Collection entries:
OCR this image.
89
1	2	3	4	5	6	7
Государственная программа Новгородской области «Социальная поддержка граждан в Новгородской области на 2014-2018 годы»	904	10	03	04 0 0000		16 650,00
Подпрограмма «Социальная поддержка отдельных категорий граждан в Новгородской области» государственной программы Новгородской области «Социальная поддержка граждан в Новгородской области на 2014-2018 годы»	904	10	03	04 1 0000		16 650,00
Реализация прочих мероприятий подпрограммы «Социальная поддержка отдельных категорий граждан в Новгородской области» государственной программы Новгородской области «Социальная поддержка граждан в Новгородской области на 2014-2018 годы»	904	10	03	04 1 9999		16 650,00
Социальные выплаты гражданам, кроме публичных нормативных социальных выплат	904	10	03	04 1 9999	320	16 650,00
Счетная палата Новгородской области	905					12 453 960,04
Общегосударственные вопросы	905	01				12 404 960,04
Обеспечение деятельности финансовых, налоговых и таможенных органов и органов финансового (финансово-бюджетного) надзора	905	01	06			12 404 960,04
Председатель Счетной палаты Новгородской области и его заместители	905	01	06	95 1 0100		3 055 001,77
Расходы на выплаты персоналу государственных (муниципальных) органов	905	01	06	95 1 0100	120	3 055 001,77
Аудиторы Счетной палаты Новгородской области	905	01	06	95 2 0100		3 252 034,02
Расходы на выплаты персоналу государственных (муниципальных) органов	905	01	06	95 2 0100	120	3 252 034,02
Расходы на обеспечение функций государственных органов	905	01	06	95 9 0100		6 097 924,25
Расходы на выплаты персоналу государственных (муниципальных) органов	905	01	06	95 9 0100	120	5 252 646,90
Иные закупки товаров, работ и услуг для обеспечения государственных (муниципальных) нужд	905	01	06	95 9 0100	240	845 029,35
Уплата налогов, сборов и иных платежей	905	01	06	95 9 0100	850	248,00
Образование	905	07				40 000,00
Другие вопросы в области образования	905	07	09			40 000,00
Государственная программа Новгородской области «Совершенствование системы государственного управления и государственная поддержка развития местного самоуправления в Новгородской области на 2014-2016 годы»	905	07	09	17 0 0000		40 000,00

(What you have to do): All lines in the data that contain the word "государственной" should be copied.

(Result of the exercise):
Подпрограмма «Социальная поддержка отдельных категорий граждан в Новгородской области» государственной программы Новгородской области «Социальная поддержка граждан в Новгородской области на 2014-2018 годы»	904	10	03	04 1 0000		16 650,00
Реализация прочих мероприятий подпрограммы «Социальная поддержка отдельных категорий граждан в Новгородской области» государственной программы Новгородской области «Социальная поддержка граждан в Новгородской области на 2014-2018 годы»	904	10	03	04 1 9999		16 650,00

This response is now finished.